» Task objective
Return all of the data exactly, with nothing left out but the pictures.

» Source data
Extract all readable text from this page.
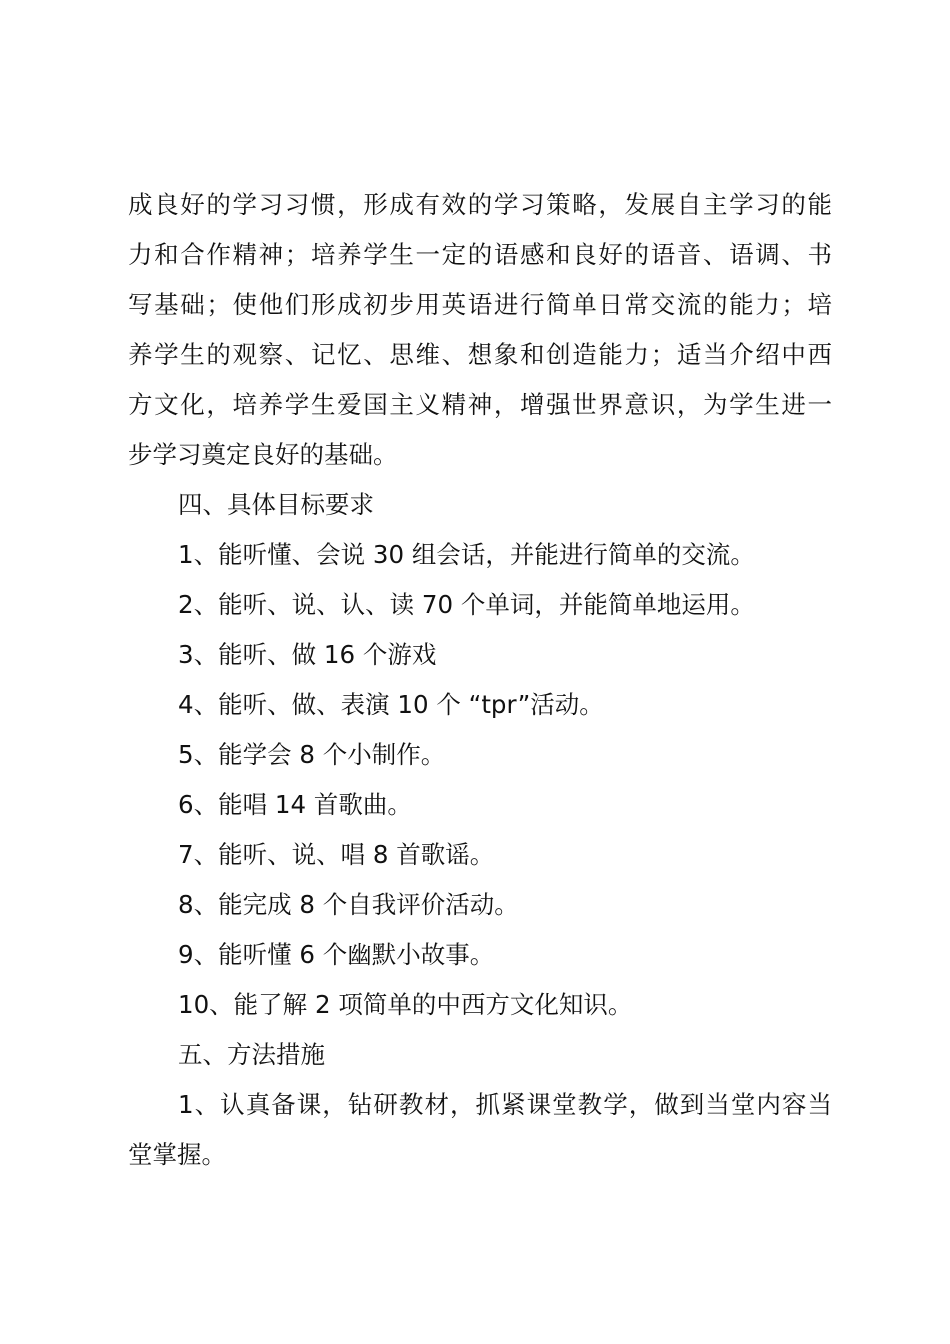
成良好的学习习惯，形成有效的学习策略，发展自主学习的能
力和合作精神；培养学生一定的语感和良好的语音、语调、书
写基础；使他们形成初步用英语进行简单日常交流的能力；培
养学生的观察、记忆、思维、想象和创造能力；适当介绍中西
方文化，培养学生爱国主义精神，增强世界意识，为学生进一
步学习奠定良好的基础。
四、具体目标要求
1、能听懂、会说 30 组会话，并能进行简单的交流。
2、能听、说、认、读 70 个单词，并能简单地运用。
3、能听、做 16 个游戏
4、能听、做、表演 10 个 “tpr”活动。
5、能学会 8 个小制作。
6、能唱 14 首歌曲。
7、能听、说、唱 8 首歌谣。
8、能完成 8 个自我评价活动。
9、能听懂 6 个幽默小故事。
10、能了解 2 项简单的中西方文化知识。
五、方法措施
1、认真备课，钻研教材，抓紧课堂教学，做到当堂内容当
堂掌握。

» Task output
Extract all readable text from this page.
成良好的学习习惯，形成有效的学习策略，发展自主学习的能
力和合作精神；培养学生一定的语感和良好的语音、语调、书
写基础；使他们形成初步用英语进行简单日常交流的能力；培
养学生的观察、记忆、思维、想象和创造能力；适当介绍中西
方文化，培养学生爱国主义精神，增强世界意识，为学生进一
步学习奠定良好的基础。
四、具体目标要求
1、能听懂、会说 30 组会话，并能进行简单的交流。
2、能听、说、认、读 70 个单词，并能简单地运用。
3、能听、做 16 个游戏
4、能听、做、表演 10 个 “tpr”活动。
5、能学会 8 个小制作。
6、能唱 14 首歌曲。
7、能听、说、唱 8 首歌谣。
8、能完成 8 个自我评价活动。
9、能听懂 6 个幽默小故事。
10、能了解 2 项简单的中西方文化知识。
五、方法措施
1、认真备课，钻研教材，抓紧课堂教学，做到当堂内容当
堂掌握。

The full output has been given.